__JOB__: Print out the material that follows word for word.

__RAW RECORDS__:
┄┄┄┄┄┄

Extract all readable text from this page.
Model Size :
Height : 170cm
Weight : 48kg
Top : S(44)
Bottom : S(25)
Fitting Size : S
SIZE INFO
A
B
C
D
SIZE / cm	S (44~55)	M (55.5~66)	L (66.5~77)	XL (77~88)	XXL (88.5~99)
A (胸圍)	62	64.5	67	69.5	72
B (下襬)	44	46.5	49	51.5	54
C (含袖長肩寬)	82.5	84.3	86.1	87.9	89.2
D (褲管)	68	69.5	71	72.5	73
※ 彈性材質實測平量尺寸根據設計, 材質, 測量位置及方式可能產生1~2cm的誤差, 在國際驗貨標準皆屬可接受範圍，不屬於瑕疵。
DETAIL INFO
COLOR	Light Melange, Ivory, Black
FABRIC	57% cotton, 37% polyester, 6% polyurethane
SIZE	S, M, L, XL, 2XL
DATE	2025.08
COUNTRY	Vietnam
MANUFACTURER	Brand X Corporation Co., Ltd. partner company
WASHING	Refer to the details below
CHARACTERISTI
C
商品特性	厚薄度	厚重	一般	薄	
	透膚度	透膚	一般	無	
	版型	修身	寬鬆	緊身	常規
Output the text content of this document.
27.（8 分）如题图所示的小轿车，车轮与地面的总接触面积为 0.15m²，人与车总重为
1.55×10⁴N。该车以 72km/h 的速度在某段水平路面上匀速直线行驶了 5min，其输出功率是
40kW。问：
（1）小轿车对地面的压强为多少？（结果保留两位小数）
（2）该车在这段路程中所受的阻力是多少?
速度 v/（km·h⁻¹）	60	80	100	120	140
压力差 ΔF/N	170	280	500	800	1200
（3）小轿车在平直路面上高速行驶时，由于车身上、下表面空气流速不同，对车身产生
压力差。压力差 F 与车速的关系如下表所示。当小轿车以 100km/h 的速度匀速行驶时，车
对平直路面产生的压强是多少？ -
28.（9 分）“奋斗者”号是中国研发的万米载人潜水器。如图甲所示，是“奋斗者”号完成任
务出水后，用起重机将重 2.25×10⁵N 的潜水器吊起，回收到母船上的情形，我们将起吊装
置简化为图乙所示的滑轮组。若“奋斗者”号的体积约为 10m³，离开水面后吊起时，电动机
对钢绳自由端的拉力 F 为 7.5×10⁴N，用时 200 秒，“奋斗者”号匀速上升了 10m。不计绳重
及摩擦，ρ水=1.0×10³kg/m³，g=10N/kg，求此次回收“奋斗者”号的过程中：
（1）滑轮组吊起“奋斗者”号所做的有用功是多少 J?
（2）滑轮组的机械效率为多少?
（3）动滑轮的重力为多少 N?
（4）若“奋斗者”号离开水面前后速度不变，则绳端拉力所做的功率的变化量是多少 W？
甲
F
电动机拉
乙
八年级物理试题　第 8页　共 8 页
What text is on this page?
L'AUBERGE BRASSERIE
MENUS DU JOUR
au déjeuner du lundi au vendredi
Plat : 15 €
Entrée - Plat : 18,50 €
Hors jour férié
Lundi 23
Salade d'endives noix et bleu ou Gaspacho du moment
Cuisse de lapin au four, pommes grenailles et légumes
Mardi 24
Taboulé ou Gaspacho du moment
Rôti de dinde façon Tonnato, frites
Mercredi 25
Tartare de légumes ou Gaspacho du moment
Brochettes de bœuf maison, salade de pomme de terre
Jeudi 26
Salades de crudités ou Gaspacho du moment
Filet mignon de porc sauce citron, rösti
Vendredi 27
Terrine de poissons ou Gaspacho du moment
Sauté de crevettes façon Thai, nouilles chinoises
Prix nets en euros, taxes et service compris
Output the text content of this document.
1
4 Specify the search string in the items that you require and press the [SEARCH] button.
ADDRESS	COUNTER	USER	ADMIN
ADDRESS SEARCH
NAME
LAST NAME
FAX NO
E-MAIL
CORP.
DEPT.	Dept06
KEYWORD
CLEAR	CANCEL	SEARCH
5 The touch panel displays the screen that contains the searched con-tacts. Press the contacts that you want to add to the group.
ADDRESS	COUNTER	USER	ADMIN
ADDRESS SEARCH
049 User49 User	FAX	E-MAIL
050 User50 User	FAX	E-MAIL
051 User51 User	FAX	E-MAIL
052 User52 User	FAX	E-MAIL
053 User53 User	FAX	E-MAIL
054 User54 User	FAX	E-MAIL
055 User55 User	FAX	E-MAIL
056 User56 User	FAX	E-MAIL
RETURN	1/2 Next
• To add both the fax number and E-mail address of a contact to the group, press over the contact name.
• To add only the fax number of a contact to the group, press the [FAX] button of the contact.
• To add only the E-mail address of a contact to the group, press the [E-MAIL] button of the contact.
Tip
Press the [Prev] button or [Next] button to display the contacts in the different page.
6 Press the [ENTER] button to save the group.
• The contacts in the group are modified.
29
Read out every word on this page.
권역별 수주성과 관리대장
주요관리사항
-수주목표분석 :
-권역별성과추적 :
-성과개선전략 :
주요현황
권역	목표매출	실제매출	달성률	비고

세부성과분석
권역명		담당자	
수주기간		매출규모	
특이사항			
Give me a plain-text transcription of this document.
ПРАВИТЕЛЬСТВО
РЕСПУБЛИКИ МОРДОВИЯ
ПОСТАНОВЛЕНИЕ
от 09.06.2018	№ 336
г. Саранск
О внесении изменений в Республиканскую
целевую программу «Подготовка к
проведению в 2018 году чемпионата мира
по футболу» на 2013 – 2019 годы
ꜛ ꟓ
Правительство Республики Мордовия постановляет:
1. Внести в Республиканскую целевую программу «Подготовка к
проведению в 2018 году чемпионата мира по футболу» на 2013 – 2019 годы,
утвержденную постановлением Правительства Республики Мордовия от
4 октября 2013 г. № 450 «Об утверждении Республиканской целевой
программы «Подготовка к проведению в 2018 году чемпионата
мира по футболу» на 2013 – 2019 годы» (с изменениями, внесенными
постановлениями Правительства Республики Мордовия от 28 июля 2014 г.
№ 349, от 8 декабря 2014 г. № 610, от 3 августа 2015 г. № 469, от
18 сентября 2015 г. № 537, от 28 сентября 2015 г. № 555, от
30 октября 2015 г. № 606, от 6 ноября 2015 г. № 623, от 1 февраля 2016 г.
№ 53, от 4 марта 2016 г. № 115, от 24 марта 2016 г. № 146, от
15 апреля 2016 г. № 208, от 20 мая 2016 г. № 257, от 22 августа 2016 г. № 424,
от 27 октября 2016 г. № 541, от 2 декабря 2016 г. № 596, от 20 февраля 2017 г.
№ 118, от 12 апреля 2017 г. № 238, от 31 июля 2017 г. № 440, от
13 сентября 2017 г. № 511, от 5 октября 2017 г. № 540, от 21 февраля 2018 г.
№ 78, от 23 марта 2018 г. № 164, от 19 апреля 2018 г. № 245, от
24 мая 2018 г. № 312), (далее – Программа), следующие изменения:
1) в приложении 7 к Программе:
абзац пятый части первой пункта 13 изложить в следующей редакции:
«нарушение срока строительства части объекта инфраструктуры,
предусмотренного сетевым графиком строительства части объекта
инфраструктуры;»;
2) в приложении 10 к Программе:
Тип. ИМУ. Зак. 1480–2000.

┄┄┄┄┄┄

__THE COMPLETED TASK__:
Extract all readable text from this page.
Model Size :
Height : 170cm
Weight : 48kg
Top : S(44)
Bottom : S(25)
Fitting Size : S
SIZE INFO
A
B
C
D
SIZE / cm	S (44~55)	M (55.5~66)	L (66.5~77)	XL (77~88)	XXL (88.5~99)
A (胸圍)	62	64.5	67	69.5	72
B (下襬)	44	46.5	49	51.5	54
C (含袖長肩寬)	82.5	84.3	86.1	87.9	89.2
D (褲管)	68	69.5	71	72.5	73
※ 彈性材質實測平量尺寸根據設計, 材質, 測量位置及方式可能產生1~2cm的誤差, 在國際驗貨標準皆屬可接受範圍，不屬於瑕疵。
DETAIL INFO
COLOR	Light Melange, Ivory, Black
FABRIC	57% cotton, 37% polyester, 6% polyurethane
SIZE	S, M, L, XL, 2XL
DATE	2025.08
COUNTRY	Vietnam
MANUFACTURER	Brand X Corporation Co., Ltd. partner company
WASHING	Refer to the details below
CHARACTERISTI
C
商品特性	厚薄度	厚重	一般	薄	
	透膚度	透膚	一般	無	
	版型	修身	寬鬆	緊身	常規
Output the text content of this document.
27.（8 分）如题图所示的小轿车，车轮与地面的总接触面积为 0.15m²，人与车总重为
1.55×10⁴N。该车以 72km/h 的速度在某段水平路面上匀速直线行驶了 5min，其输出功率是
40kW。问：
（1）小轿车对地面的压强为多少？（结果保留两位小数）
（2）该车在这段路程中所受的阻力是多少?
速度 v/（km·h⁻¹）	60	80	100	120	140
压力差 ΔF/N	170	280	500	800	1200
（3）小轿车在平直路面上高速行驶时，由于车身上、下表面空气流速不同，对车身产生
压力差。压力差 F 与车速的关系如下表所示。当小轿车以 100km/h 的速度匀速行驶时，车
对平直路面产生的压强是多少？ -
28.（9 分）“奋斗者”号是中国研发的万米载人潜水器。如图甲所示，是“奋斗者”号完成任
务出水后，用起重机将重 2.25×10⁵N 的潜水器吊起，回收到母船上的情形，我们将起吊装
置简化为图乙所示的滑轮组。若“奋斗者”号的体积约为 10m³，离开水面后吊起时，电动机
对钢绳自由端的拉力 F 为 7.5×10⁴N，用时 200 秒，“奋斗者”号匀速上升了 10m。不计绳重
及摩擦，ρ水=1.0×10³kg/m³，g=10N/kg，求此次回收“奋斗者”号的过程中：
（1）滑轮组吊起“奋斗者”号所做的有用功是多少 J?
（2）滑轮组的机械效率为多少?
（3）动滑轮的重力为多少 N?
（4）若“奋斗者”号离开水面前后速度不变，则绳端拉力所做的功率的变化量是多少 W？
甲
F
电动机拉
乙
八年级物理试题　第 8页　共 8 页
What text is on this page?
L'AUBERGE BRASSERIE
MENUS DU JOUR
au déjeuner du lundi au vendredi
Plat : 15 €
Entrée - Plat : 18,50 €
Hors jour férié
Lundi 23
Salade d'endives noix et bleu ou Gaspacho du moment
Cuisse de lapin au four, pommes grenailles et légumes
Mardi 24
Taboulé ou Gaspacho du moment
Rôti de dinde façon Tonnato, frites
Mercredi 25
Tartare de légumes ou Gaspacho du moment
Brochettes de bœuf maison, salade de pomme de terre
Jeudi 26
Salades de crudités ou Gaspacho du moment
Filet mignon de porc sauce citron, rösti
Vendredi 27
Terrine de poissons ou Gaspacho du moment
Sauté de crevettes façon Thai, nouilles chinoises
Prix nets en euros, taxes et service compris
Output the text content of this document.
1
4 Specify the search string in the items that you require and press the [SEARCH] button.
ADDRESS	COUNTER	USER	ADMIN
ADDRESS SEARCH
NAME
LAST NAME
FAX NO
E-MAIL
CORP.
DEPT.	Dept06
KEYWORD
CLEAR	CANCEL	SEARCH
5 The touch panel displays the screen that contains the searched con-tacts. Press the contacts that you want to add to the group.
ADDRESS	COUNTER	USER	ADMIN
ADDRESS SEARCH
049 User49 User	FAX	E-MAIL
050 User50 User	FAX	E-MAIL
051 User51 User	FAX	E-MAIL
052 User52 User	FAX	E-MAIL
053 User53 User	FAX	E-MAIL
054 User54 User	FAX	E-MAIL
055 User55 User	FAX	E-MAIL
056 User56 User	FAX	E-MAIL
RETURN	1/2 Next
• To add both the fax number and E-mail address of a contact to the group, press over the contact name.
• To add only the fax number of a contact to the group, press the [FAX] button of the contact.
• To add only the E-mail address of a contact to the group, press the [E-MAIL] button of the contact.
Tip
Press the [Prev] button or [Next] button to display the contacts in the different page.
6 Press the [ENTER] button to save the group.
• The contacts in the group are modified.
29
Read out every word on this page.
권역별 수주성과 관리대장
주요관리사항
-수주목표분석 :
-권역별성과추적 :
-성과개선전략 :
주요현황
권역	목표매출	실제매출	달성률	비고

세부성과분석
권역명		담당자	
수주기간		매출규모	
특이사항			
Give me a plain-text transcription of this document.
ПРАВИТЕЛЬСТВО
РЕСПУБЛИКИ МОРДОВИЯ
ПОСТАНОВЛЕНИЕ
от 09.06.2018	№ 336
г. Саранск
О внесении изменений в Республиканскую
целевую программу «Подготовка к
проведению в 2018 году чемпионата мира
по футболу» на 2013 – 2019 годы
ꜛ ꟓ
Правительство Республики Мордовия постановляет:
1. Внести в Республиканскую целевую программу «Подготовка к
проведению в 2018 году чемпионата мира по футболу» на 2013 – 2019 годы,
утвержденную постановлением Правительства Республики Мордовия от
4 октября 2013 г. № 450 «Об утверждении Республиканской целевой
программы «Подготовка к проведению в 2018 году чемпионата
мира по футболу» на 2013 – 2019 годы» (с изменениями, внесенными
постановлениями Правительства Республики Мордовия от 28 июля 2014 г.
№ 349, от 8 декабря 2014 г. № 610, от 3 августа 2015 г. № 469, от
18 сентября 2015 г. № 537, от 28 сентября 2015 г. № 555, от
30 октября 2015 г. № 606, от 6 ноября 2015 г. № 623, от 1 февраля 2016 г.
№ 53, от 4 марта 2016 г. № 115, от 24 марта 2016 г. № 146, от
15 апреля 2016 г. № 208, от 20 мая 2016 г. № 257, от 22 августа 2016 г. № 424,
от 27 октября 2016 г. № 541, от 2 декабря 2016 г. № 596, от 20 февраля 2017 г.
№ 118, от 12 апреля 2017 г. № 238, от 31 июля 2017 г. № 440, от
13 сентября 2017 г. № 511, от 5 октября 2017 г. № 540, от 21 февраля 2018 г.
№ 78, от 23 марта 2018 г. № 164, от 19 апреля 2018 г. № 245, от
24 мая 2018 г. № 312), (далее – Программа), следующие изменения:
1) в приложении 7 к Программе:
абзац пятый части первой пункта 13 изложить в следующей редакции:
«нарушение срока строительства части объекта инфраструктуры,
предусмотренного сетевым графиком строительства части объекта
инфраструктуры;»;
2) в приложении 10 к Программе:
Тип. ИМУ. Зак. 1480–2000.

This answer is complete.